(Bounding box annotations)

________________

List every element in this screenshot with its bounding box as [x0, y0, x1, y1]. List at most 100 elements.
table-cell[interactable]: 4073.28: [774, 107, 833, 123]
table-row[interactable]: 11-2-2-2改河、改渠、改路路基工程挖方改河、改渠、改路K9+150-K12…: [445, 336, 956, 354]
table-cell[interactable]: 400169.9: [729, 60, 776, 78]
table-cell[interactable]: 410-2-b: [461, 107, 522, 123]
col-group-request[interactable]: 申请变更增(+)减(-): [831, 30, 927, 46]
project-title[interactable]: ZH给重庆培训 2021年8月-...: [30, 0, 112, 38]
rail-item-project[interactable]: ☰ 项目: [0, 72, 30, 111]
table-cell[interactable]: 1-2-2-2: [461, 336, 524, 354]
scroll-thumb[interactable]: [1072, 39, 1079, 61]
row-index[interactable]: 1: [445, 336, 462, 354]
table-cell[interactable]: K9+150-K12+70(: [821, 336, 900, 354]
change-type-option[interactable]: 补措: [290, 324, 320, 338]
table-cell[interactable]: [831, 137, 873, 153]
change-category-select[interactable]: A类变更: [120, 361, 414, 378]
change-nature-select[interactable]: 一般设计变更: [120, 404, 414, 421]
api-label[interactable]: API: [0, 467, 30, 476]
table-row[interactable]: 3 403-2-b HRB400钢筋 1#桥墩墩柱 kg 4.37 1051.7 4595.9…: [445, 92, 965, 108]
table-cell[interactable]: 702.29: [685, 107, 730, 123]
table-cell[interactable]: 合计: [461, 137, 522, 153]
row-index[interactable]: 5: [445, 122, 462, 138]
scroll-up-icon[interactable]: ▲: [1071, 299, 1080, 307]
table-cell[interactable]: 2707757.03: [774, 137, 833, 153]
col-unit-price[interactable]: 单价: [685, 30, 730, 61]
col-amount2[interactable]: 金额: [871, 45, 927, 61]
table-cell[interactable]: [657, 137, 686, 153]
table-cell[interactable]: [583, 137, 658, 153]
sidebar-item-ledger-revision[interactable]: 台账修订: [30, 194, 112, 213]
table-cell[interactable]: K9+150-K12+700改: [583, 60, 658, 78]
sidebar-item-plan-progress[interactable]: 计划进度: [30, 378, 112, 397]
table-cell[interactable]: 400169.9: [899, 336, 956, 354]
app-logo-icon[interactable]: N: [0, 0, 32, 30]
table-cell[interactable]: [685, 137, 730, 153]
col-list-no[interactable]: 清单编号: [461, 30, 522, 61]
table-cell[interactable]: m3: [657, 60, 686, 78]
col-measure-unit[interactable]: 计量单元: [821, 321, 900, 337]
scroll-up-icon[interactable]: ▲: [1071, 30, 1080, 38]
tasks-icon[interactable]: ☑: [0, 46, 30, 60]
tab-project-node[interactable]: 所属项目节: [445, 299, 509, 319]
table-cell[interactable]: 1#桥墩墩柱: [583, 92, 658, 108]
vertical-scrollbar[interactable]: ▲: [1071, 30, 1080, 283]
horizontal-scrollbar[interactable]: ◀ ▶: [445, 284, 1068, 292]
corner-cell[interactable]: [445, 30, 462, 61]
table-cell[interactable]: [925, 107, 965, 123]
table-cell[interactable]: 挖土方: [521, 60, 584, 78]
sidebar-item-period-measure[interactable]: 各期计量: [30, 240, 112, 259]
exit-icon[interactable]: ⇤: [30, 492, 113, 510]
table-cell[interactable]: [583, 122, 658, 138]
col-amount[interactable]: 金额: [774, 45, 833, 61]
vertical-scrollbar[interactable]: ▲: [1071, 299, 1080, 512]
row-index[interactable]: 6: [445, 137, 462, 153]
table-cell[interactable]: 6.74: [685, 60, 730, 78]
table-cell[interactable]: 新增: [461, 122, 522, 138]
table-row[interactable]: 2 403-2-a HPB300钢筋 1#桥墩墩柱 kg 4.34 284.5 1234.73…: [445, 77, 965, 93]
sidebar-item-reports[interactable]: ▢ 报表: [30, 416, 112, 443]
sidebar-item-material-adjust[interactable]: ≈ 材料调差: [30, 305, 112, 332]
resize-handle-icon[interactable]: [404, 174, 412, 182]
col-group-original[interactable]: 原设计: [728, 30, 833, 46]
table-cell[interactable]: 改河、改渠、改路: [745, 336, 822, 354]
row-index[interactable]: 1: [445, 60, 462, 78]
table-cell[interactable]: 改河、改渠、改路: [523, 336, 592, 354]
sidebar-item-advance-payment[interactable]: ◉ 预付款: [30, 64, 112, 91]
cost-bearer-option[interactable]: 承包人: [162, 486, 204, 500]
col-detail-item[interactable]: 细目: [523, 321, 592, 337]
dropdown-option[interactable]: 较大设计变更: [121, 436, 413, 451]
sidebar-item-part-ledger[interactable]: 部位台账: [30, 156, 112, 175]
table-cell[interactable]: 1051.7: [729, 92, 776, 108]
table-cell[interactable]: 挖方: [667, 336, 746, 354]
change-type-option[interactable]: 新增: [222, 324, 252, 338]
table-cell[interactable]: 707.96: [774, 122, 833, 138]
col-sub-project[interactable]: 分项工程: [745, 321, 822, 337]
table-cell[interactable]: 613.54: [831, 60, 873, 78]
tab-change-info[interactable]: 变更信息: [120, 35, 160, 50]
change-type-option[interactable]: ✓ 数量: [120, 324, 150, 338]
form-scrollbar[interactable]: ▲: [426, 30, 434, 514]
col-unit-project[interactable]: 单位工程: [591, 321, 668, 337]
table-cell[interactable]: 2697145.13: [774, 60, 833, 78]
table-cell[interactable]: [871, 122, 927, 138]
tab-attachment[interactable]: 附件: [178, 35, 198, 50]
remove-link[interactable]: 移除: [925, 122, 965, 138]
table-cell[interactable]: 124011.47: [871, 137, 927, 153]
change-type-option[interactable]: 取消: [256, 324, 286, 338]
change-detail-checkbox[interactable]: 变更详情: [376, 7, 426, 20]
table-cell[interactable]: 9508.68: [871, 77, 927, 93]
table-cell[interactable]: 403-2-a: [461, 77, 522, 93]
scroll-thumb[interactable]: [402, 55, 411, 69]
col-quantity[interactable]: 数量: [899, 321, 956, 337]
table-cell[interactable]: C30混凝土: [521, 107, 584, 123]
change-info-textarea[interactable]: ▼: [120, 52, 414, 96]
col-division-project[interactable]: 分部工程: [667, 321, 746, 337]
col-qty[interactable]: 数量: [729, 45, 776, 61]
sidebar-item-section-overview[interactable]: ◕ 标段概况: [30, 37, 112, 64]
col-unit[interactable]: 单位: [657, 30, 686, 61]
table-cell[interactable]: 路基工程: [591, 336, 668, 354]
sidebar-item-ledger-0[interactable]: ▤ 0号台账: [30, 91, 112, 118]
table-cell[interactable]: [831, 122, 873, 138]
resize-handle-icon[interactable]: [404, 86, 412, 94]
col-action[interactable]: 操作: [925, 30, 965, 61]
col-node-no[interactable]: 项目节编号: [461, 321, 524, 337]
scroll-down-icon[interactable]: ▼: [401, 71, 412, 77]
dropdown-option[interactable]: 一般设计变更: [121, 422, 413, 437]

________________

→ Written instruction: Write out the data above from its first line through the line containing "0, 112, 38]", inclusive, with each line kept identical.

→ Complete response:
List every element in this screenshot with its bounding box as [x0, y0, x1, y1]. List at most 100 elements.
table-cell[interactable]: 4073.28: [774, 107, 833, 123]
table-row[interactable]: 11-2-2-2改河、改渠、改路路基工程挖方改河、改渠、改路K9+150-K12…: [445, 336, 956, 354]
table-cell[interactable]: 400169.9: [729, 60, 776, 78]
table-cell[interactable]: 410-2-b: [461, 107, 522, 123]
col-group-request[interactable]: 申请变更增(+)减(-): [831, 30, 927, 46]
project-title[interactable]: ZH给重庆培训 2021年8月-...: [30, 0, 112, 38]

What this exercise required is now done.